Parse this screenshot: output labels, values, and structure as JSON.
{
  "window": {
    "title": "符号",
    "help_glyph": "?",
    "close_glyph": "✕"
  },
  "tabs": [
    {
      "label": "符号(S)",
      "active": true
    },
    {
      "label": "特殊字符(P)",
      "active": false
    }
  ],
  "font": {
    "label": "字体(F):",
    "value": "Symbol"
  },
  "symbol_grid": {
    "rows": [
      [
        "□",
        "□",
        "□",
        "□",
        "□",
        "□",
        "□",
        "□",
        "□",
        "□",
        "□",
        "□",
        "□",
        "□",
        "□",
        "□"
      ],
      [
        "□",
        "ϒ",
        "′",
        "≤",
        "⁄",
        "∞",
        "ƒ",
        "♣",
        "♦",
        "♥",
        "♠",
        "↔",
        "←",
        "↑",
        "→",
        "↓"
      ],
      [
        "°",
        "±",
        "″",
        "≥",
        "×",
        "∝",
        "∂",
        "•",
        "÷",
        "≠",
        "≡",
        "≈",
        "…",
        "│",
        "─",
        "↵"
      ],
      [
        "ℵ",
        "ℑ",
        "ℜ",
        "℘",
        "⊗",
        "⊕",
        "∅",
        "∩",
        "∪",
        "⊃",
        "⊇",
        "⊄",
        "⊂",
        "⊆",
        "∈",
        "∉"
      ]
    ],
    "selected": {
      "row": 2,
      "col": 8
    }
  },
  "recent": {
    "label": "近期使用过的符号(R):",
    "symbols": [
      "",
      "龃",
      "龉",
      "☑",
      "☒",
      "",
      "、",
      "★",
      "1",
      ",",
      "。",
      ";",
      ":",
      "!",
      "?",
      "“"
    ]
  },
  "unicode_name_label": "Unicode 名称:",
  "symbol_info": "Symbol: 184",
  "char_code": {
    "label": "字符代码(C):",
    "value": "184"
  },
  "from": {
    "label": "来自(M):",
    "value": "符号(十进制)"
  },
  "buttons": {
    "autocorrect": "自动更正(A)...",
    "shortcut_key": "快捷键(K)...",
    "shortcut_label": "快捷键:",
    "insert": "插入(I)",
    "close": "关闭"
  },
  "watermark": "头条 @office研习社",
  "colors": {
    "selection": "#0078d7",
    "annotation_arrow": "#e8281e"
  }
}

§

Write out every entry exactly as given.

◆ **SOLUTION**:
Parse this screenshot: output labels, values, and structure as JSON.
{
  "window": {
    "title": "符号",
    "help_glyph": "?",
    "close_glyph": "✕"
  },
  "tabs": [
    {
      "label": "符号(S)",
      "active": true
    },
    {
      "label": "特殊字符(P)",
      "active": false
    }
  ],
  "font": {
    "label": "字体(F):",
    "value": "Symbol"
  },
  "symbol_grid": {
    "rows": [
      [
        "□",
        "□",
        "□",
        "□",
        "□",
        "□",
        "□",
        "□",
        "□",
        "□",
        "□",
        "□",
        "□",
        "□",
        "□",
        "□"
      ],
      [
        "□",
        "ϒ",
        "′",
        "≤",
        "⁄",
        "∞",
        "ƒ",
        "♣",
        "♦",
        "♥",
        "♠",
        "↔",
        "←",
        "↑",
        "→",
        "↓"
      ],
      [
        "°",
        "±",
        "″",
        "≥",
        "×",
        "∝",
        "∂",
        "•",
        "÷",
        "≠",
        "≡",
        "≈",
        "…",
        "│",
        "─",
        "↵"
      ],
      [
        "ℵ",
        "ℑ",
        "ℜ",
        "℘",
        "⊗",
        "⊕",
        "∅",
        "∩",
        "∪",
        "⊃",
        "⊇",
        "⊄",
        "⊂",
        "⊆",
        "∈",
        "∉"
      ]
    ],
    "selected": {
      "row": 2,
      "col": 8
    }
  },
  "recent": {
    "label": "近期使用过的符号(R):",
    "symbols": [
      "",
      "龃",
      "龉",
      "☑",
      "☒",
      "",
      "、",
      "★",
      "1",
      ",",
      "。",
      ";",
      ":",
      "!",
      "?",
      "“"
    ]
  },
  "unicode_name_label": "Unicode 名称:",
  "symbol_info": "Symbol: 184",
  "char_code": {
    "label": "字符代码(C):",
    "value": "184"
  },
  "from": {
    "label": "来自(M):",
    "value": "符号(十进制)"
  },
  "buttons": {
    "autocorrect": "自动更正(A)...",
    "shortcut_key": "快捷键(K)...",
    "shortcut_label": "快捷键:",
    "insert": "插入(I)",
    "close": "关闭"
  },
  "watermark": "头条 @office研习社",
  "colors": {
    "selection": "#0078d7",
    "annotation_arrow": "#e8281e"
  }
}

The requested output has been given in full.